▶ _Information provided_:

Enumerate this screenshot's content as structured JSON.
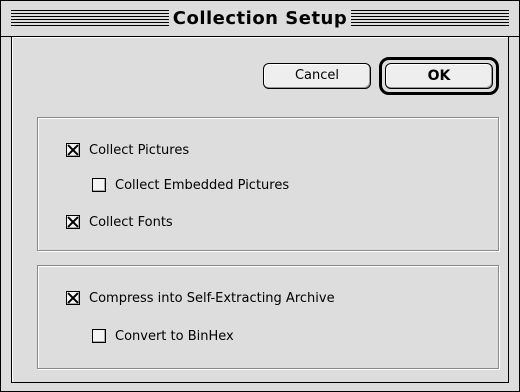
{
  "dialog": {
    "title": "Collection Setup"
  },
  "buttons": {
    "cancel_label": "Cancel",
    "ok_label": "OK"
  },
  "options": {
    "collect_pictures": {
      "label": "Collect Pictures",
      "checked": true
    },
    "collect_embedded_pictures": {
      "label": "Collect Embedded Pictures",
      "checked": false
    },
    "collect_fonts": {
      "label": "Collect Fonts",
      "checked": true
    },
    "compress_archive": {
      "label": "Compress into Self-Extracting Archive",
      "checked": true
    },
    "convert_binhex": {
      "label": "Convert to BinHex",
      "checked": false
    }
  },
  "colors": {
    "background": "#dddddd",
    "border": "#000000"
  }
}
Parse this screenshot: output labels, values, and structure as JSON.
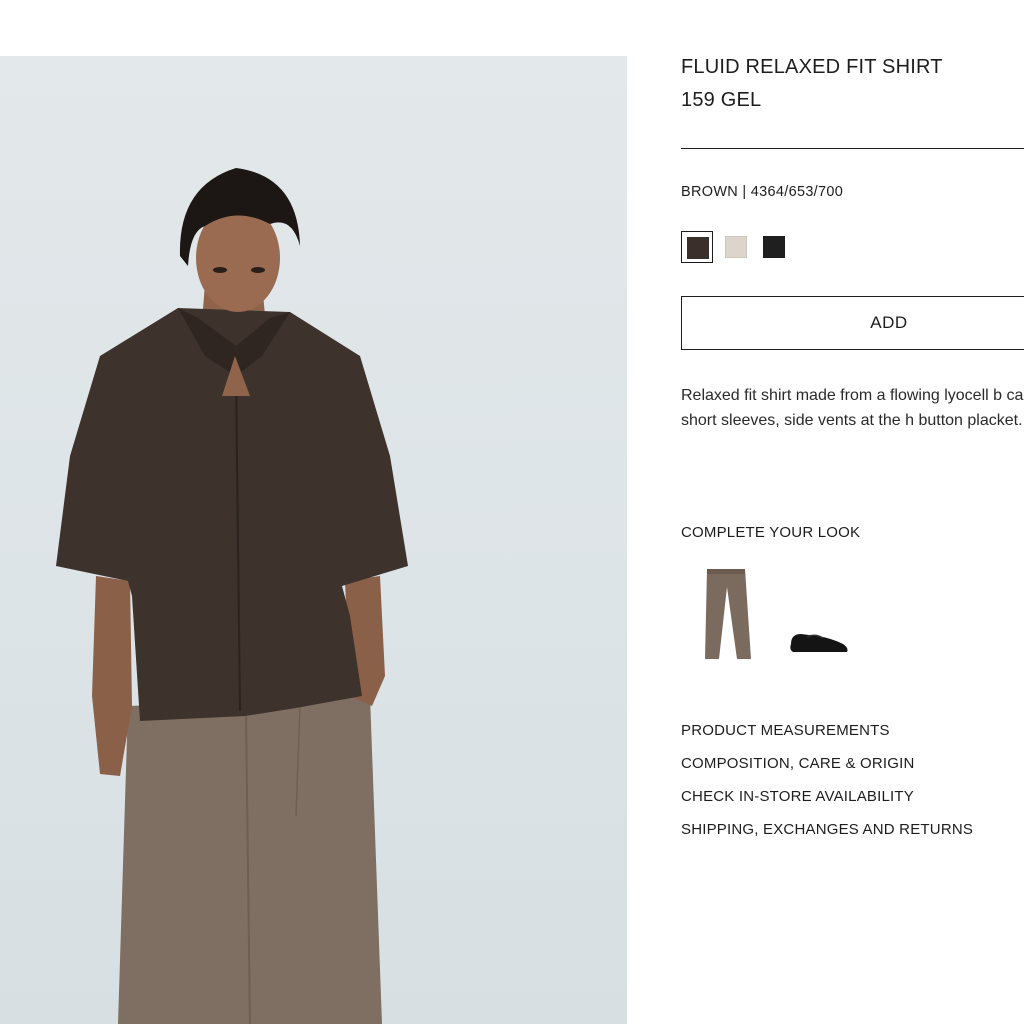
{
  "product": {
    "name": "FLUID RELAXED FIT SHIRT",
    "price": "159 GEL",
    "color_line": "BROWN | 4364/653/700",
    "colors": [
      {
        "name": "brown",
        "hex": "#3b2f2b",
        "selected": true
      },
      {
        "name": "ecru",
        "hex": "#dcd5cc",
        "selected": false
      },
      {
        "name": "black",
        "hex": "#1f1f1f",
        "selected": false
      }
    ],
    "add_label": "ADD",
    "description": "Relaxed fit shirt made from a flowing lyocell b camp collar, short sleeves, side vents at the h button placket."
  },
  "look": {
    "title": "COMPLETE YOUR LOOK",
    "items": [
      {
        "name": "trousers",
        "icon": "trousers-icon",
        "color": "#7b6a5e"
      },
      {
        "name": "loafers",
        "icon": "loafer-icon",
        "color": "#141414"
      }
    ]
  },
  "info_links": [
    "PRODUCT MEASUREMENTS",
    "COMPOSITION, CARE & ORIGIN",
    "CHECK IN-STORE AVAILABILITY",
    "SHIPPING, EXCHANGES AND RETURNS"
  ],
  "colors": {
    "text": "#1d1d1d",
    "photo_background": "#e1e7e9",
    "shirt": "#3d322c",
    "trousers": "#7f6e62"
  }
}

▶ _What you will do_: Repeat the material above word for word and skip every image in it.

▶ _Reply to the exercise_:
Enumerate this screenshot's content as structured JSON.
{
  "dialog": {
    "title": "Collection Setup"
  },
  "buttons": {
    "cancel_label": "Cancel",
    "ok_label": "OK"
  },
  "options": {
    "collect_pictures": {
      "label": "Collect Pictures",
      "checked": true
    },
    "collect_embedded_pictures": {
      "label": "Collect Embedded Pictures",
      "checked": false
    },
    "collect_fonts": {
      "label": "Collect Fonts",
      "checked": true
    },
    "compress_archive": {
      "label": "Compress into Self-Extracting Archive",
      "checked": true
    },
    "convert_binhex": {
      "label": "Convert to BinHex",
      "checked": false
    }
  },
  "colors": {
    "background": "#dddddd",
    "border": "#000000"
  }
}
Parse this screenshot: output labels, values, and structure as JSON.
{
  "product": {
    "name": "FLUID RELAXED FIT SHIRT",
    "price": "159 GEL",
    "color_line": "BROWN | 4364/653/700",
    "colors": [
      {
        "name": "brown",
        "hex": "#3b2f2b",
        "selected": true
      },
      {
        "name": "ecru",
        "hex": "#dcd5cc",
        "selected": false
      },
      {
        "name": "black",
        "hex": "#1f1f1f",
        "selected": false
      }
    ],
    "add_label": "ADD",
    "description": "Relaxed fit shirt made from a flowing lyocell b camp collar, short sleeves, side vents at the h button placket."
  },
  "look": {
    "title": "COMPLETE YOUR LOOK",
    "items": [
      {
        "name": "trousers",
        "icon": "trousers-icon",
        "color": "#7b6a5e"
      },
      {
        "name": "loafers",
        "icon": "loafer-icon",
        "color": "#141414"
      }
    ]
  },
  "info_links": [
    "PRODUCT MEASUREMENTS",
    "COMPOSITION, CARE & ORIGIN",
    "CHECK IN-STORE AVAILABILITY",
    "SHIPPING, EXCHANGES AND RETURNS"
  ],
  "colors": {
    "text": "#1d1d1d",
    "photo_background": "#e1e7e9",
    "shirt": "#3d322c",
    "trousers": "#7f6e62"
  }
}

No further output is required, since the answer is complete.